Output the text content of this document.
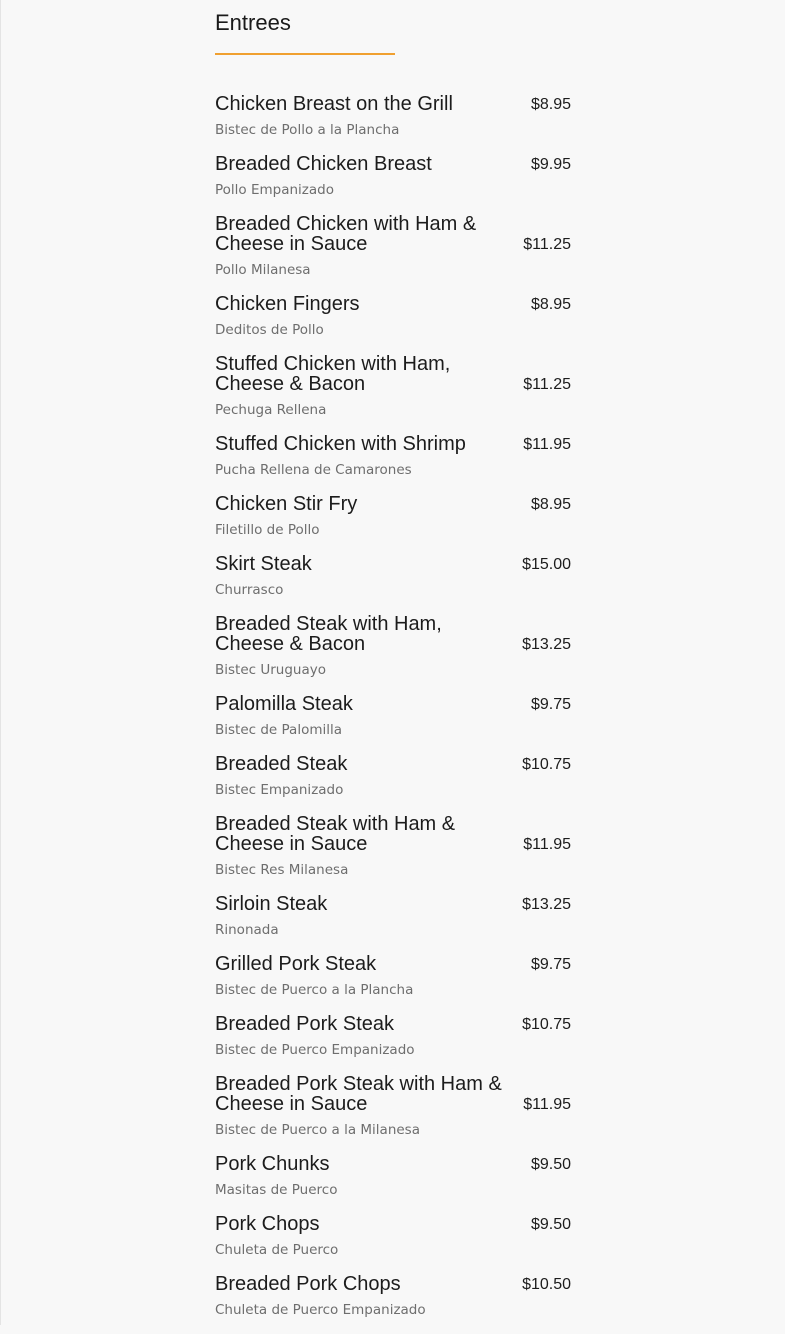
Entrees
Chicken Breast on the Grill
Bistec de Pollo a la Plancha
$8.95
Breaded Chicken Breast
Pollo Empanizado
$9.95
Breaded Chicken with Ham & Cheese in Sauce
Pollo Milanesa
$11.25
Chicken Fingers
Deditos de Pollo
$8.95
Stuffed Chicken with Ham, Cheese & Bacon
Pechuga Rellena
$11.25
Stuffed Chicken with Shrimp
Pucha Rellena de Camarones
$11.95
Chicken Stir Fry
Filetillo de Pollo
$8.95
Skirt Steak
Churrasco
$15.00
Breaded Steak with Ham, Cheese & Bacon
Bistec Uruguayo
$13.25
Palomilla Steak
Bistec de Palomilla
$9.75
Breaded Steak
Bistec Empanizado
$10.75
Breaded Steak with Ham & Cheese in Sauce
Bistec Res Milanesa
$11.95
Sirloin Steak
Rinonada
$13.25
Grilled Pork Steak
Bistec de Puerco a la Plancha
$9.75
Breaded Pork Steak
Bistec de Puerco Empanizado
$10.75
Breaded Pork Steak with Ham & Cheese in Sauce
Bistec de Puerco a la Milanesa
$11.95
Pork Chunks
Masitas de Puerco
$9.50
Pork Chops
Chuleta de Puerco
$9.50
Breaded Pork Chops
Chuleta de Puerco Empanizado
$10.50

§ **Requirements**
From the entries above, copy each line holding "Puerco".

§ **Response to this exercise**
Bistec de Puerco a la Plancha
Bistec de Puerco Empanizado
Bistec de Puerco a la Milanesa
Masitas de Puerco
Chuleta de Puerco
Chuleta de Puerco Empanizado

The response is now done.